数据记录 »

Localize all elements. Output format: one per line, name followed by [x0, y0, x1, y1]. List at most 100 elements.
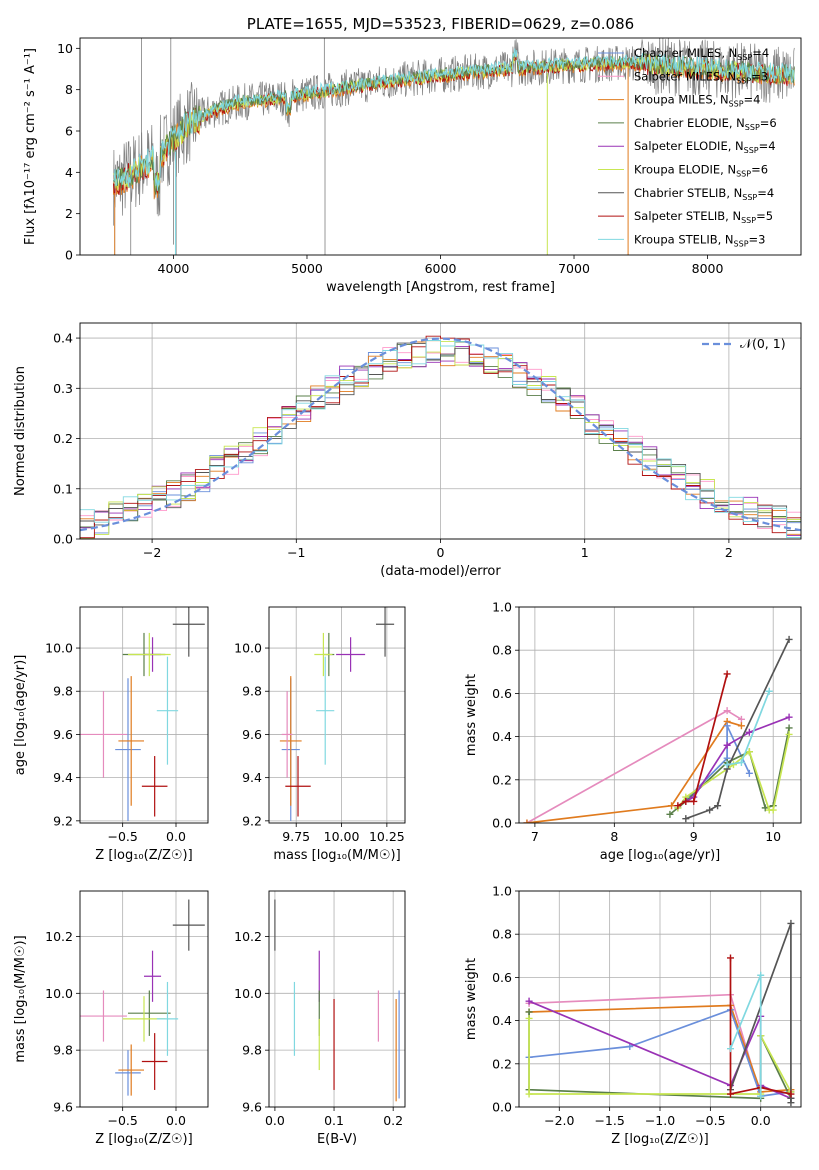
x-axis-label: wavelength [Angstrom, rest frame]: [326, 280, 555, 295]
y-axis-label: mass weight: [464, 674, 479, 756]
series-marker: [723, 707, 731, 715]
series-marker: [523, 819, 531, 823]
legend-subscript: SSP: [742, 193, 757, 202]
y-tick-label: 9.6: [242, 1100, 262, 1115]
y-tick-label: 9.8: [242, 684, 262, 699]
legend-entry: Kroupa STELIB, NSSP=3: [634, 232, 765, 248]
legend-value: =4: [759, 139, 776, 153]
y-axis-label: Normed distribution: [13, 366, 28, 496]
series-marker: [757, 1092, 765, 1100]
legend-value: =4: [757, 186, 774, 200]
y-tick-label: 2: [65, 206, 73, 221]
legend-entry-gauss: 𝒩(0, 1): [740, 336, 786, 351]
series-marker: [727, 1045, 734, 1053]
x-tick-label: 10.00: [324, 829, 360, 844]
y-tick-label: 10.2: [45, 929, 73, 944]
x-tick-label: 10.25: [369, 829, 405, 844]
legend-subscript: SSP: [736, 76, 751, 85]
x-axis-label: (data-model)/error: [380, 564, 501, 579]
y-tick-label: 8: [65, 82, 73, 97]
y-tick-label: 10.2: [234, 929, 262, 944]
series-marker: [668, 802, 676, 810]
y-axis-label: mass weight: [464, 958, 479, 1040]
series-marker: [785, 724, 793, 732]
spectrum-data: [113, 38, 795, 226]
y-tick-label: 9.2: [242, 813, 262, 828]
x-tick-label: 0.0: [265, 1113, 285, 1128]
x-tick-label: −2: [143, 545, 161, 560]
y-tick-label: 9.8: [53, 684, 73, 699]
series-marker: [525, 1014, 533, 1022]
series-line: [685, 639, 790, 820]
y-tick-label: 9.2: [53, 813, 73, 828]
x-tick-label: 7000: [558, 261, 590, 276]
y-axis-label: age [log₁₀(age/yr)]: [13, 655, 28, 776]
residual-panel: −2 −1 0 1 2 0.0 0.1 0.2 0.3 0.4 (data-model)/error…: [13, 322, 802, 579]
y-axis-label: mass [log₁₀(M/M☉)]: [13, 935, 28, 1062]
histogram-salpeter_elodie: [80, 345, 801, 536]
legend-value: =6: [760, 116, 777, 130]
axes-frame: [518, 890, 802, 1108]
mass-weight-vs-age-panel: 7 8 9 10 0.0 0.2 0.4 0.6 0.8 1.0 age [log₁₀(age/yr…: [464, 600, 802, 863]
axes-frame: [268, 606, 406, 824]
y-tick-label: 10: [57, 41, 73, 56]
x-tick-label: 9.75: [282, 829, 310, 844]
series-marker: [525, 1090, 533, 1098]
mass-vs-Z-panel: −0.5 0.0 9.6 9.8 10.0 10.2 Z [log₁₀(Z/Z☉)] mass…: [13, 890, 209, 1147]
plot-area: [525, 919, 795, 1107]
legend-entry: Chabrier ELODIE, NSSP=6: [634, 116, 777, 132]
age-vs-Z-panel: −0.5 0.0 9.2 9.4 9.6 9.8 10.0 Z [log₁₀(Z/Z☉)] ag…: [13, 606, 209, 863]
series-marker: [745, 748, 753, 756]
series-marker: [737, 722, 745, 730]
series-marker: [682, 797, 690, 805]
x-axis-label: Z [log₁₀(Z/Z☉)]: [95, 1132, 192, 1147]
y-tick-label: 0: [65, 248, 73, 263]
legend-entry: Salpeter STELIB, NSSP=5: [634, 209, 773, 225]
x-tick-label: 4000: [158, 261, 190, 276]
legend-subscript: SSP: [736, 170, 751, 179]
x-tick-label: 1: [581, 545, 589, 560]
x-tick-label: −0.5: [107, 1113, 137, 1128]
legend-value: =4: [744, 93, 761, 107]
x-tick-label: 0.2: [383, 1113, 403, 1128]
y-tick-label: 0.3: [53, 381, 73, 396]
legend-entry: Chabrier STELIB, NSSP=4: [634, 186, 774, 202]
y-tick-label: 9.4: [242, 770, 262, 785]
y-tick-label: 0.2: [492, 1056, 512, 1071]
y-tick-label: 0.4: [492, 729, 512, 744]
axes-frame: [79, 322, 802, 540]
legend-subscript: SSP: [729, 100, 744, 109]
y-tick-label: 9.4: [53, 770, 73, 785]
series-line: [526, 709, 742, 823]
chart-title: PLATE=1655, MJD=53523, FIBERID=0629, z=0…: [247, 15, 634, 33]
plot-area: [80, 335, 801, 539]
plot-area: [274, 899, 400, 1102]
legend-subscript: SSP: [744, 146, 759, 155]
x-tick-label: 8000: [692, 261, 724, 276]
legend-value: =3: [749, 232, 766, 246]
y-tick-label: 0.8: [492, 643, 512, 658]
legend-value: =3: [751, 69, 768, 83]
plot-area: [523, 635, 793, 823]
histogram-kroupa_elodie: [80, 341, 801, 539]
series-marker: [727, 1090, 734, 1098]
series-marker: [525, 997, 533, 1005]
y-tick-label: 0.2: [492, 772, 512, 787]
legend-subscript: SSP: [741, 216, 756, 225]
y-tick-label: 9.6: [53, 1100, 73, 1115]
series-marker: [525, 1008, 533, 1016]
legend-value: =4: [752, 46, 769, 60]
spectrum-panel: 4000 5000 6000 7000 8000 0 2 4 6 8 10 wavelength [A…: [23, 37, 802, 295]
y-tick-label: 0.6: [492, 686, 512, 701]
series-marker: [745, 728, 753, 736]
gaussian-curve: [80, 337, 801, 532]
legend-entry: Salpeter ELODIE, NSSP=4: [634, 139, 776, 155]
series-marker: [723, 741, 731, 749]
y-tick-label: 0.6: [492, 970, 512, 985]
x-axis-label: mass [log₁₀(M/M☉)]: [273, 848, 400, 863]
mass-vs-ebv-panel: 0.0 0.1 0.2 9.6 9.8 10.0 10.2 E(B-V): [234, 890, 406, 1147]
x-axis-label: Z [log₁₀(Z/Z☉)]: [95, 848, 192, 863]
legend-entry: Salpeter MILES, NSSP=3: [634, 69, 768, 85]
legend-subscript: SSP: [745, 123, 760, 132]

题目 »
把记录里的每一行一字不改地打印出来，答案里不要带图片。

参考答案 »
Localize all elements. Output format: one per line, name followed by [x0, y0, x1, y1]. List at most 100 elements.
x-axis-label: wavelength [Angstrom, rest frame]: [326, 280, 555, 295]
y-axis-label: mass weight: [464, 674, 479, 756]
series-marker: [723, 707, 731, 715]
series-marker: [523, 819, 531, 823]
legend-subscript: SSP: [742, 193, 757, 202]
y-tick-label: 9.6: [242, 1100, 262, 1115]
y-tick-label: 9.8: [242, 684, 262, 699]
legend-entry: Kroupa STELIB, NSSP=3: [634, 232, 765, 248]
legend-value: =4: [759, 139, 776, 153]
y-axis-label: Normed distribution: [13, 366, 28, 496]
series-marker: [757, 1092, 765, 1100]
legend-value: =4: [757, 186, 774, 200]
y-tick-label: 2: [65, 206, 73, 221]
legend-entry-gauss: 𝒩(0, 1): [740, 336, 786, 351]
series-marker: [727, 1045, 734, 1053]
x-tick-label: 10.00: [324, 829, 360, 844]
y-tick-label: 10.2: [45, 929, 73, 944]
x-tick-label: 10.25: [369, 829, 405, 844]
legend-subscript: SSP: [736, 76, 751, 85]
x-axis-label: (data-model)/error: [380, 564, 501, 579]
y-tick-label: 8: [65, 82, 73, 97]
y-tick-label: 10.2: [234, 929, 262, 944]
series-marker: [668, 802, 676, 810]
y-axis-label: mass weight: [464, 958, 479, 1040]
series-marker: [785, 724, 793, 732]
spectrum-data: [113, 38, 795, 226]
y-tick-label: 9.2: [242, 813, 262, 828]
x-tick-label: 0.0: [265, 1113, 285, 1128]
x-tick-label: −2: [143, 545, 161, 560]
y-tick-label: 9.8: [53, 684, 73, 699]
series-marker: [525, 1014, 533, 1022]
series-line: [685, 639, 790, 820]
y-tick-label: 9.2: [53, 813, 73, 828]
x-tick-label: 7000: [558, 261, 590, 276]
y-axis-label: age [log₁₀(age/yr)]: [13, 655, 28, 776]
residual-panel: −2 −1 0 1 2 0.0 0.1 0.2 0.3 0.4 (data-model)/error…: [13, 322, 802, 579]
y-axis-label: mass [log₁₀(M/M☉)]: [13, 935, 28, 1062]
histogram-salpeter_elodie: [80, 345, 801, 536]
legend-value: =6: [760, 116, 777, 130]
axes-frame: [518, 890, 802, 1108]
mass-weight-vs-age-panel: 7 8 9 10 0.0 0.2 0.4 0.6 0.8 1.0 age [log₁₀(age/yr…: [464, 600, 802, 863]
axes-frame: [268, 606, 406, 824]
y-tick-label: 10: [57, 41, 73, 56]
x-tick-label: 9.75: [282, 829, 310, 844]
series-marker: [525, 1090, 533, 1098]
mass-vs-Z-panel: −0.5 0.0 9.6 9.8 10.0 10.2 Z [log₁₀(Z/Z☉)] mass…: [13, 890, 209, 1147]
plot-area: [525, 919, 795, 1107]
legend-entry: Chabrier ELODIE, NSSP=6: [634, 116, 777, 132]
age-vs-Z-panel: −0.5 0.0 9.2 9.4 9.6 9.8 10.0 Z [log₁₀(Z/Z☉)] ag…: [13, 606, 209, 863]
series-marker: [745, 748, 753, 756]
series-marker: [737, 722, 745, 730]
series-marker: [682, 797, 690, 805]
x-axis-label: Z [log₁₀(Z/Z☉)]: [95, 1132, 192, 1147]
y-tick-label: 0: [65, 248, 73, 263]
legend-entry: Salpeter STELIB, NSSP=5: [634, 209, 773, 225]
x-tick-label: 4000: [158, 261, 190, 276]
legend-subscript: SSP: [736, 170, 751, 179]
x-tick-label: 1: [581, 545, 589, 560]
x-tick-label: −0.5: [107, 1113, 137, 1128]
legend-value: =4: [744, 93, 761, 107]
x-tick-label: 0.2: [383, 1113, 403, 1128]
y-tick-label: 0.3: [53, 381, 73, 396]
legend-entry: Chabrier STELIB, NSSP=4: [634, 186, 774, 202]
y-tick-label: 9.4: [242, 770, 262, 785]
y-tick-label: 0.2: [492, 1056, 512, 1071]
y-tick-label: 0.4: [492, 729, 512, 744]
axes-frame: [79, 322, 802, 540]
legend-subscript: SSP: [729, 100, 744, 109]
y-tick-label: 9.4: [53, 770, 73, 785]
series-line: [526, 709, 742, 823]
chart-title: PLATE=1655, MJD=53523, FIBERID=0629, z=0…: [247, 15, 634, 33]
plot-area: [80, 335, 801, 539]
plot-area: [274, 899, 400, 1102]
legend-subscript: SSP: [744, 146, 759, 155]
x-tick-label: 8000: [692, 261, 724, 276]
legend-value: =3: [749, 232, 766, 246]
y-tick-label: 0.8: [492, 643, 512, 658]
legend-value: =3: [751, 69, 768, 83]
plot-area: [523, 635, 793, 823]
histogram-kroupa_elodie: [80, 341, 801, 539]
series-marker: [727, 1090, 734, 1098]
series-marker: [525, 997, 533, 1005]
y-tick-label: 0.2: [492, 772, 512, 787]
legend-subscript: SSP: [741, 216, 756, 225]
y-tick-label: 9.6: [53, 1100, 73, 1115]
series-marker: [525, 1008, 533, 1016]
legend-value: =4: [752, 46, 769, 60]
spectrum-panel: 4000 5000 6000 7000 8000 0 2 4 6 8 10 wavelength [A…: [23, 37, 802, 295]
y-tick-label: 0.6: [492, 686, 512, 701]
series-marker: [745, 728, 753, 736]
gaussian-curve: [80, 337, 801, 532]
legend-entry: Salpeter ELODIE, NSSP=4: [634, 139, 776, 155]
series-marker: [723, 741, 731, 749]
y-tick-label: 0.6: [492, 970, 512, 985]
x-axis-label: mass [log₁₀(M/M☉)]: [273, 848, 400, 863]
mass-vs-ebv-panel: 0.0 0.1 0.2 9.6 9.8 10.0 10.2 E(B-V): [234, 890, 406, 1147]
x-axis-label: Z [log₁₀(Z/Z☉)]: [95, 848, 192, 863]
legend-entry: Salpeter MILES, NSSP=3: [634, 69, 768, 85]
legend-subscript: SSP: [745, 123, 760, 132]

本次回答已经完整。